====== Dataset records ======

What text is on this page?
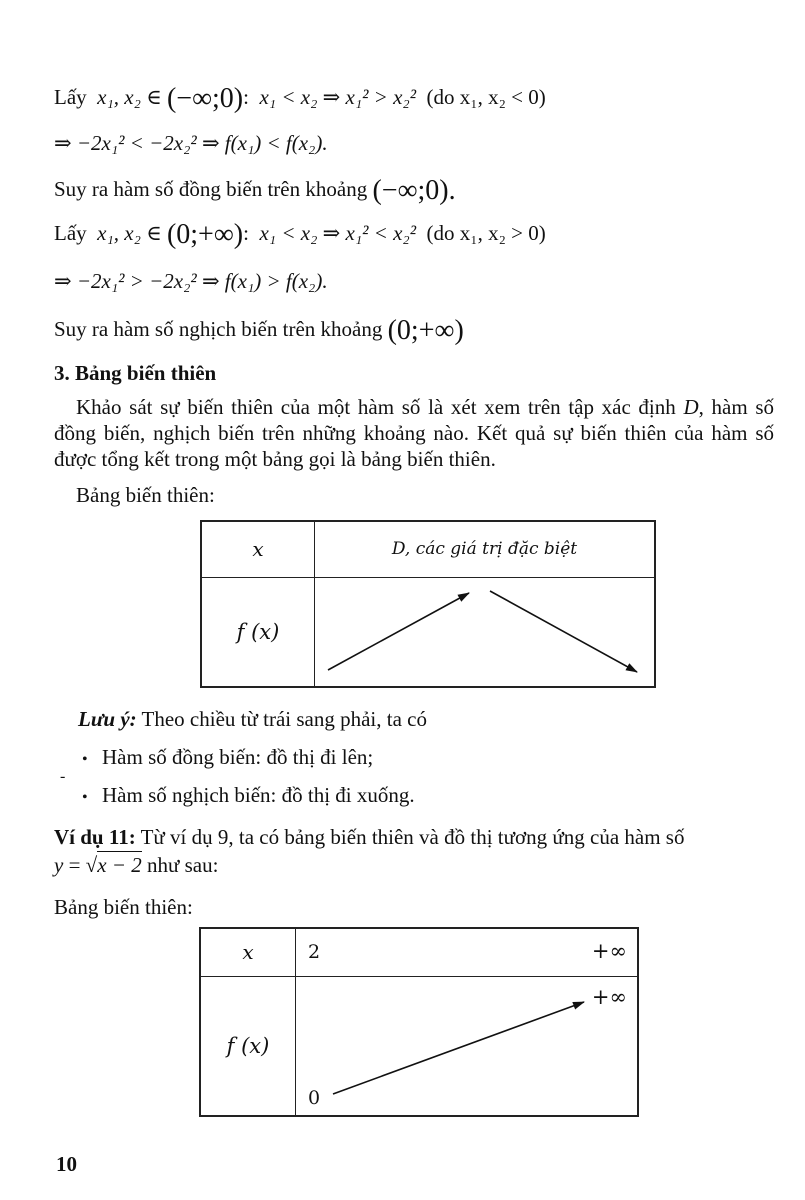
Lấy x₁, x₂ ∈ (−∞;0): x₁ < x₂ ⇒ x₁² > x₂² (do x₁, x₂ < 0)
⇒ −2x₁² < −2x₂² ⇒ f(x₁) < f(x₂).
Suy ra hàm số đồng biến trên khoảng (−∞;0).
Lấy x₁, x₂ ∈ (0;+∞): x₁ < x₂ ⇒ x₁² < x₂² (do x₁, x₂ > 0)
⇒ −2x₁² > −2x₂² ⇒ f(x₁) > f(x₂).
Suy ra hàm số nghịch biến trên khoảng (0;+∞)
3. Bảng biến thiên
Khảo sát sự biến thiên của một hàm số là xét xem trên tập xác định D, hàm số đồng biến, nghịch biến trên những khoảng nào. Kết quả sự biến thiên của hàm số được tổng kết trong một bảng gọi là bảng biến thiên.
Bảng biến thiên:
x	D, các giá trị đặc biệt
f (x)	
Lưu ý: Theo chiều từ trái sang phải, ta có
• Hàm số đồng biến: đồ thị đi lên;
-
• Hàm số nghịch biến: đồ thị đi xuống.
Ví dụ 11: Từ ví dụ 9, ta có bảng biến thiên và đồ thị tương ứng của hàm số
y = √x − 2 như sau:
Bảng biến thiên:
x	2 +∞

f (x)	+∞
0
10
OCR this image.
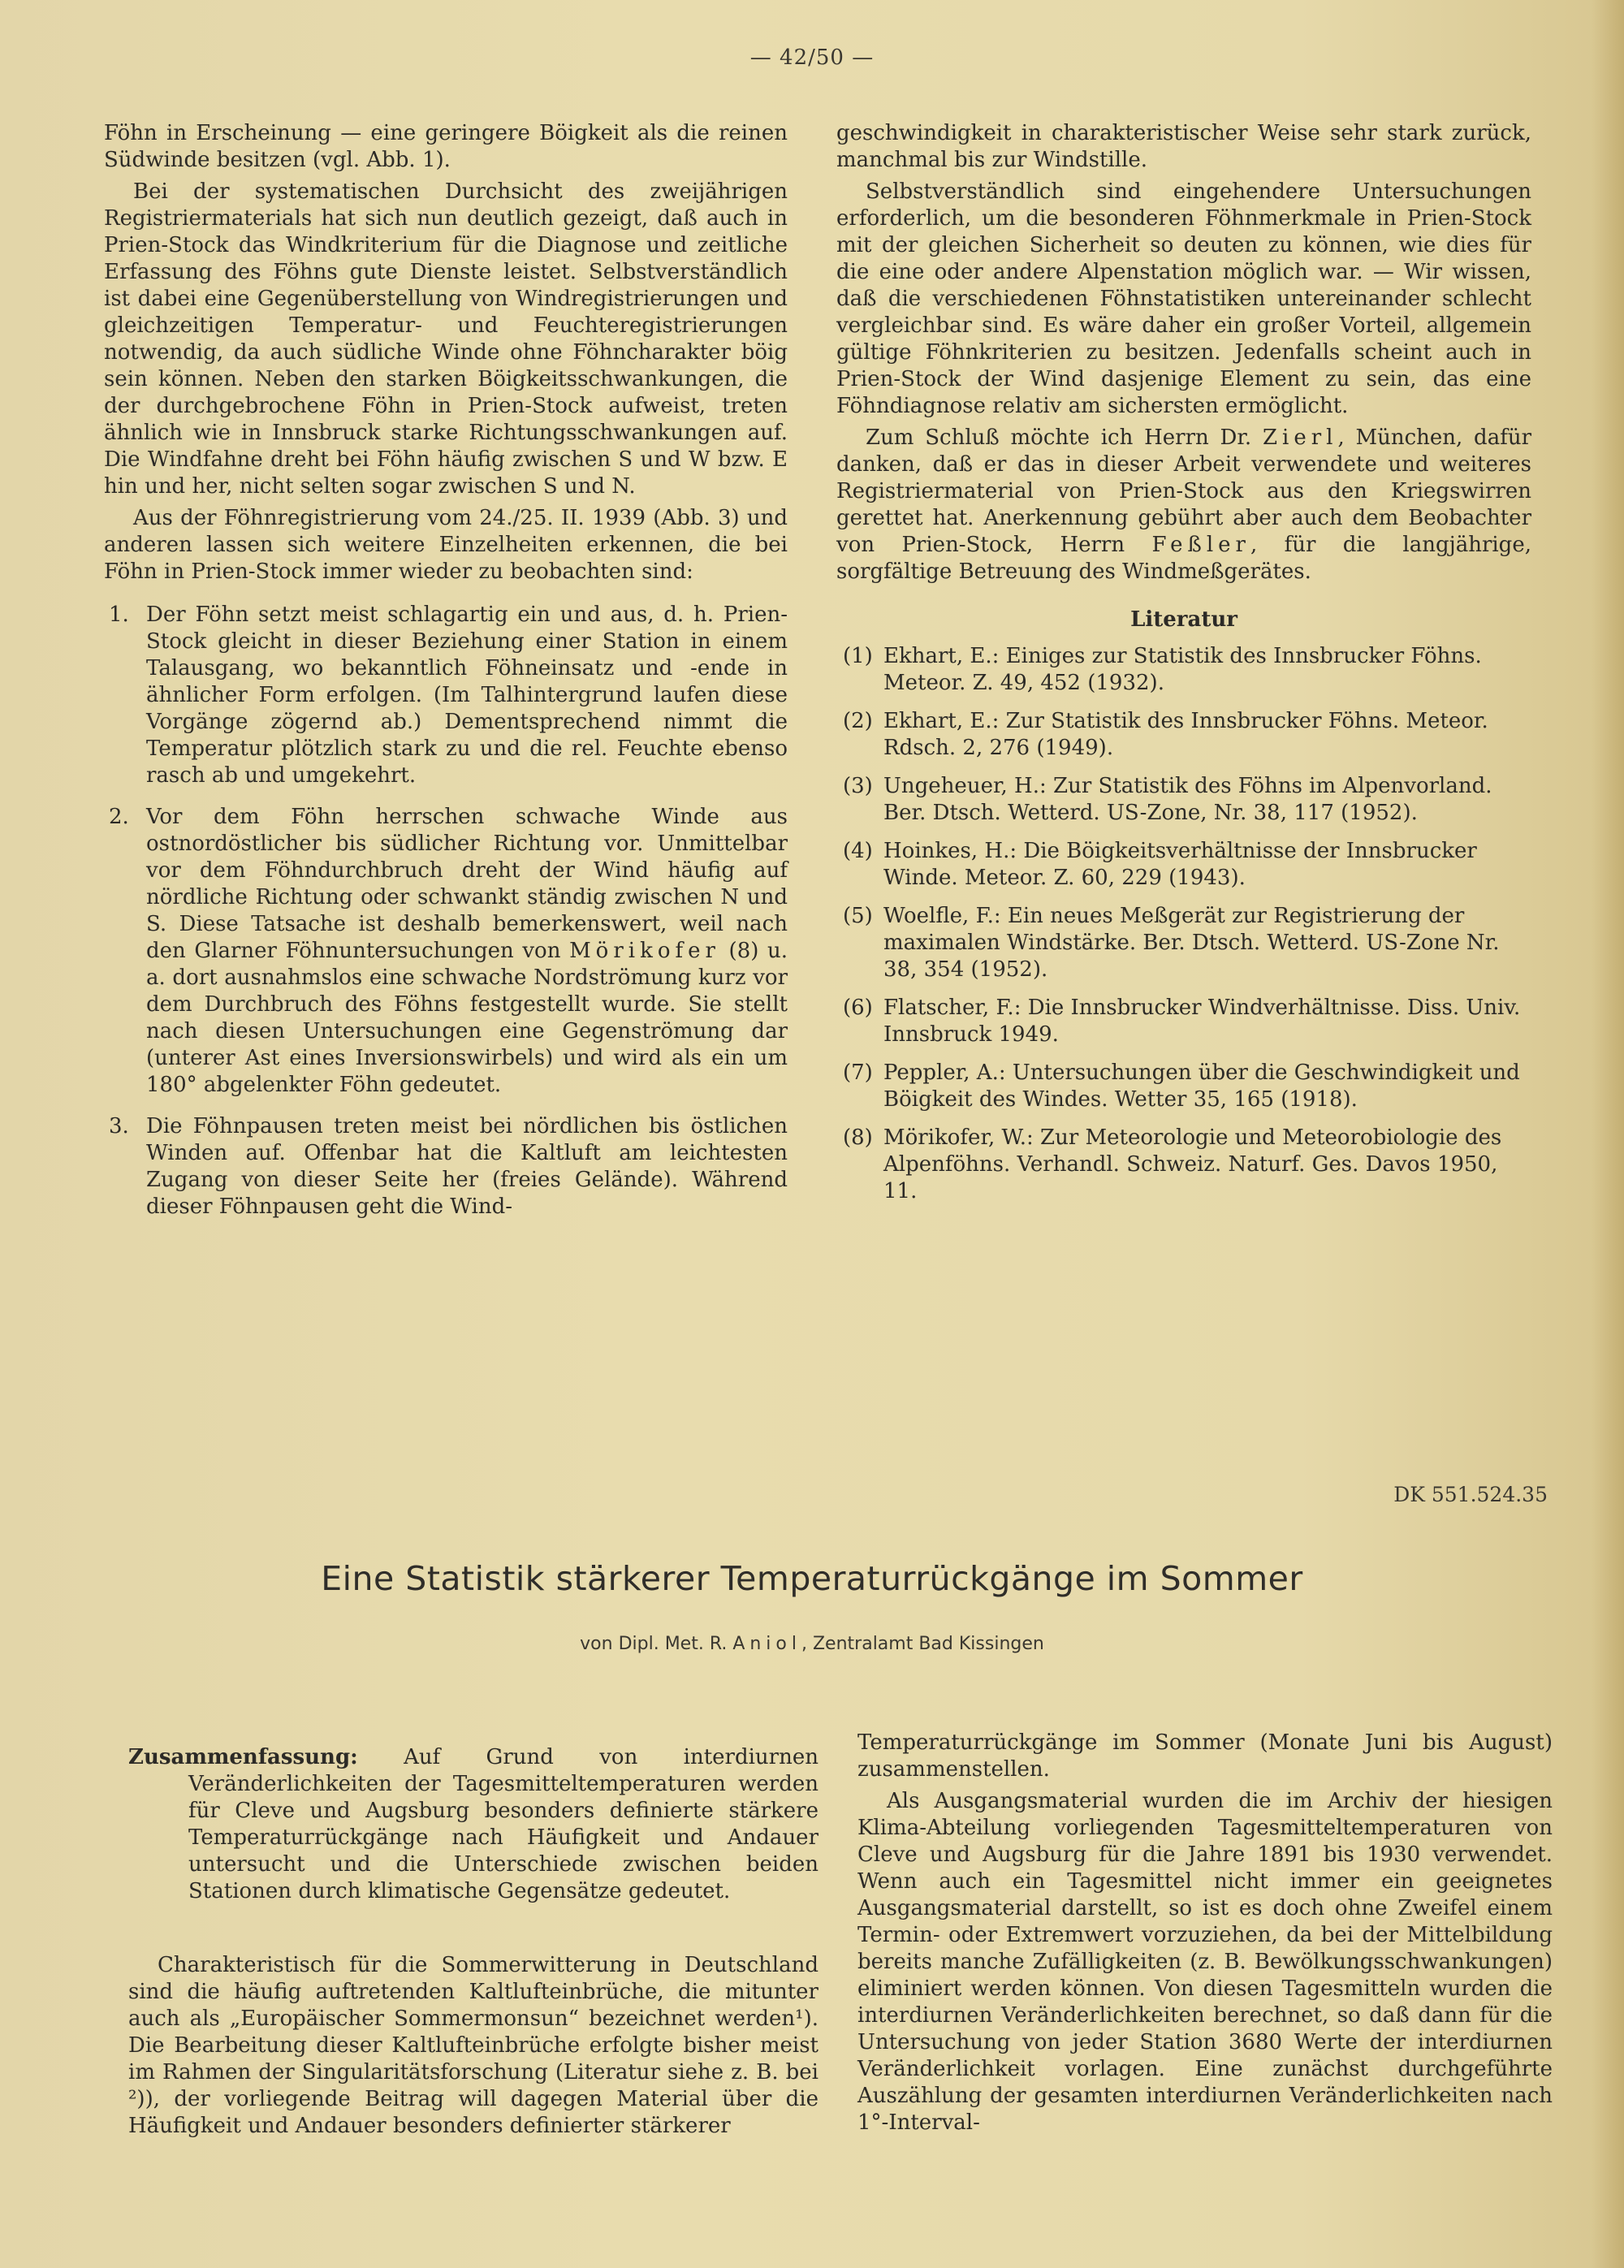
— 42/50 —

Föhn in Erscheinung — eine geringere Böigkeit als die reinen Südwinde besitzen (vgl. Abb. 1).

Bei der systematischen Durchsicht des zweijährigen Registriermaterials hat sich nun deutlich gezeigt, daß auch in Prien-Stock das Windkriterium für die Diagnose und zeitliche Erfassung des Föhns gute Dienste leistet. Selbstverständlich ist dabei eine Gegenüberstellung von Windregistrierungen und gleichzeitigen Temperatur- und Feuchteregistrierungen notwendig, da auch südliche Winde ohne Föhncharakter böig sein können. Neben den starken Böigkeitsschwankungen, die der durchgebrochene Föhn in Prien-Stock aufweist, treten ähnlich wie in Innsbruck starke Richtungsschwankungen auf. Die Windfahne dreht bei Föhn häufig zwischen S und W bzw. E hin und her, nicht selten sogar zwischen S und N.

Aus der Föhnregistrierung vom 24./25. II. 1939 (Abb. 3) und anderen lassen sich weitere Einzelheiten erkennen, die bei Föhn in Prien-Stock immer wieder zu beobachten sind:

1. Der Föhn setzt meist schlagartig ein und aus, d. h. Prien-Stock gleicht in dieser Beziehung einer Station in einem Talausgang, wo bekanntlich Föhneinsatz und -ende in ähnlicher Form erfolgen. (Im Talhintergrund laufen diese Vorgänge zögernd ab.) Dementsprechend nimmt die Temperatur plötzlich stark zu und die rel. Feuchte ebenso rasch ab und umgekehrt.
2. Vor dem Föhn herrschen schwache Winde aus ostnordöstlicher bis südlicher Richtung vor. Unmittelbar vor dem Föhndurchbruch dreht der Wind häufig auf nördliche Richtung oder schwankt ständig zwischen N und S. Diese Tatsache ist deshalb bemerkenswert, weil nach den Glarner Föhnuntersuchungen von Mörikofer (8) u. a. dort ausnahmslos eine schwache Nordströmung kurz vor dem Durchbruch des Föhns festgestellt wurde. Sie stellt nach diesen Untersuchungen eine Gegenströmung dar (unterer Ast eines Inversionswirbels) und wird als ein um 180° abgelenkter Föhn gedeutet.
3. Die Föhnpausen treten meist bei nördlichen bis östlichen Winden auf. Offenbar hat die Kaltluft am leichtesten Zugang von dieser Seite her (freies Gelände). Während dieser Föhnpausen geht die Wind-

geschwindigkeit in charakteristischer Weise sehr stark zurück, manchmal bis zur Windstille.

Selbstverständlich sind eingehendere Untersuchungen erforderlich, um die besonderen Föhnmerkmale in Prien-Stock mit der gleichen Sicherheit so deuten zu können, wie dies für die eine oder andere Alpenstation möglich war. — Wir wissen, daß die verschiedenen Föhnstatistiken untereinander schlecht vergleichbar sind. Es wäre daher ein großer Vorteil, allgemein gültige Föhnkriterien zu besitzen. Jedenfalls scheint auch in Prien-Stock der Wind dasjenige Element zu sein, das eine Föhndiagnose relativ am sichersten ermöglicht.

Zum Schluß möchte ich Herrn Dr. Zierl, München, dafür danken, daß er das in dieser Arbeit verwendete und weiteres Registriermaterial von Prien-Stock aus den Kriegswirren gerettet hat. Anerkennung gebührt aber auch dem Beobachter von Prien-Stock, Herrn Feßler, für die langjährige, sorgfältige Betreuung des Windmeßgerätes.

Literatur

(1) Ekhart, E.: Einiges zur Statistik des Innsbrucker Föhns. Meteor. Z. 49, 452 (1932).
(2) Ekhart, E.: Zur Statistik des Innsbrucker Föhns. Meteor. Rdsch. 2, 276 (1949).
(3) Ungeheuer, H.: Zur Statistik des Föhns im Alpenvorland. Ber. Dtsch. Wetterd. US-Zone, Nr. 38, 117 (1952).
(4) Hoinkes, H.: Die Böigkeitsverhältnisse der Innsbrucker Winde. Meteor. Z. 60, 229 (1943).
(5) Woelfle, F.: Ein neues Meßgerät zur Registrierung der maximalen Windstärke. Ber. Dtsch. Wetterd. US-Zone Nr. 38, 354 (1952).
(6) Flatscher, F.: Die Innsbrucker Windverhältnisse. Diss. Univ. Innsbruck 1949.
(7) Peppler, A.: Untersuchungen über die Geschwindigkeit und Böigkeit des Windes. Wetter 35, 165 (1918).
(8) Mörikofer, W.: Zur Meteorologie und Meteorobiologie des Alpenföhns. Verhandl. Schweiz. Naturf. Ges. Davos 1950, 11.
DK 551.524.35
Eine Statistik stärkerer Temperaturrückgänge im Sommer
von Dipl. Met. R. Aniol, Zentralamt Bad Kissingen

Zusammenfassung: Auf Grund von interdiurnen Veränderlichkeiten der Tagesmitteltemperaturen werden für Cleve und Augsburg besonders definierte stärkere Temperaturrückgänge nach Häufigkeit und Andauer untersucht und die Unterschiede zwischen beiden Stationen durch klimatische Gegensätze gedeutet.

Charakteristisch für die Sommerwitterung in Deutschland sind die häufig auftretenden Kaltlufteinbrüche, die mitunter auch als „Europäischer Sommermonsun“ bezeichnet werden¹). Die Bearbeitung dieser Kaltlufteinbrüche erfolgte bisher meist im Rahmen der Singularitätsforschung (Literatur siehe z. B. bei ²)), der vorliegende Beitrag will dagegen Material über die Häufigkeit und Andauer besonders definierter stärkerer

Temperaturrückgänge im Sommer (Monate Juni bis August) zusammenstellen.

Als Ausgangsmaterial wurden die im Archiv der hiesigen Klima-Abteilung vorliegenden Tagesmitteltemperaturen von Cleve und Augsburg für die Jahre 1891 bis 1930 verwendet. Wenn auch ein Tagesmittel nicht immer ein geeignetes Ausgangsmaterial darstellt, so ist es doch ohne Zweifel einem Termin- oder Extremwert vorzuziehen, da bei der Mittelbildung bereits manche Zufälligkeiten (z. B. Bewölkungsschwankungen) eliminiert werden können. Von diesen Tagesmitteln wurden die interdiurnen Veränderlichkeiten berechnet, so daß dann für die Untersuchung von jeder Station 3680 Werte der interdiurnen Veränderlichkeit vorlagen. Eine zunächst durchgeführte Auszählung der gesamten interdiurnen Veränderlichkeiten nach 1°-Interval-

======

Report how many lines above hold the string "Selbstverständlich", giving nothing but the number.

## [Task result]
2